> [DOCUMENT TEXT]
-----

Although Fargher wrote the first modern dictionary for the Manx language, he was not the first Manxman to write one. Reverend John Kelly attempted to do so in his A Triglot Dictionary of the Celtic Language, as spoken in Man, Scotland, and Ireland together with the English, but much of this was destroyed in a fire during publishing in 1807. Archibald Cregeen spent decades writing his A Dictionary of the Manks Language (1838) but was not aware of Kelly's dictionary, as although it was partially extant in manuscript form, it was not published until decades later in 1866. Rev. William Wood also published a small dictionary for school students of Manx in 1950.

== Other interests ==
In 1962, along with fellow Manx speakers Lewis Crellin and Bernard Moffatt, Fargher was one of the first members of Mec Vannin, a small political party aimed at gaining full independence and establishing the Isle of Man as an independent sovereign state. He described the early 1960s as a period of "great reawakening of national consciousness" and he believed that the language should be the basis of this new nationalist movement. He believed that the Manx people (like the other Celtic nations) had an "inferiority complex about their own nationality and their language" and noted that the greatest enthusiasts for Manx Independence were Manx speakers.

Fargher was also interested in Manx songs and music. In 1979 he provided the Manx translations for Five Manx Folk Songs, similar to Mona Douglas' Five Manx Folk Dances.

After the death of fellow Manx speaker Bill Radcliffe in 1984, Fargher took over the role of Yn Lhaihder for Tynwald until his death. This required him to read out in the Manx language a brief summary of the new laws that were to be promulgated at Tynwald Hill.

== Legacy ==
Fargher's work inspired a new generation of Manx speakers. Brian Stowell was motivated to learn Manx when he read an article written by Fargher defending the Manx language in late 1953. After attending lessons taught by Leslie Quirk, he was then introduced in person to Fargher, and in turn to other members of Yn Çheshaght Ghailckagh such as Walter Clarke and Bill Radcliffe. Brian Stowell went on to be one of the most important figures in the modern Manx revival movement.

After Fargher read the first news report in Manx on Manx Radio 1970, there are now weekly radio shows and podcasts in the language, and Manx greetings are used to begin and end every news report.

In the decades since the Fargher's dictionary was published, it has become a vital source for learners of Manx, and after his death: "His great dictionary serves as a practical memorial of this great Manx patriot." The dictionary and the neologisms that he created for it, have become a source of academic debate in and of itself.

-----

> [GIVEN INFORMATION]
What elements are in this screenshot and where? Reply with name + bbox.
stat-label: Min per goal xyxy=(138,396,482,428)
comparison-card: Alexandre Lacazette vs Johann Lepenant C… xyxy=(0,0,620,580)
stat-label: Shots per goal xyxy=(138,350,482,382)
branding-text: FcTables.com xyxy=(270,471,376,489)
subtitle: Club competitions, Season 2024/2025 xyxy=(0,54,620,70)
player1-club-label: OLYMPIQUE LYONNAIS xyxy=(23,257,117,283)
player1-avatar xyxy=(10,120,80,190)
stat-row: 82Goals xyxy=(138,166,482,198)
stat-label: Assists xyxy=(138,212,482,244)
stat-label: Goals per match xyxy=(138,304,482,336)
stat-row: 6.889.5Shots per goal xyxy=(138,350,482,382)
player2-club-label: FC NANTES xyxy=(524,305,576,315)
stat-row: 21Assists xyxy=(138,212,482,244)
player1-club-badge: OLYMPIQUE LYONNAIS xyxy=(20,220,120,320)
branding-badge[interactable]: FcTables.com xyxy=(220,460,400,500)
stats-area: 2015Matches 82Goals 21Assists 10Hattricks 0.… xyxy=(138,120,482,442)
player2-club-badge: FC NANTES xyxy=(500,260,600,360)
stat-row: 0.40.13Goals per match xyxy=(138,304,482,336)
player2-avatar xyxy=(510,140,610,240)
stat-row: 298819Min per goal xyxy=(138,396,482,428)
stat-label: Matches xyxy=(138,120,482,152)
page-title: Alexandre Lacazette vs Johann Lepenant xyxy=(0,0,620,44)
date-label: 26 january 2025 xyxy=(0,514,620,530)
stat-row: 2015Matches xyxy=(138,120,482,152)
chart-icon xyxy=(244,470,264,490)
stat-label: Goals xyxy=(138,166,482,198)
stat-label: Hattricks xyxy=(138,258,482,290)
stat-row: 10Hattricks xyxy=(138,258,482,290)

-----

> [ASSIGNED TASK]
Can you reproduce the Fargher text word for word, from "After Fargher read" to "every news report."?

> [SOLUTION BELOW]
After Fargher read the first news report in Manx on Manx Radio 1970, there are now weekly radio shows and podcasts in the language, and Manx greetings are used to begin and end every news report.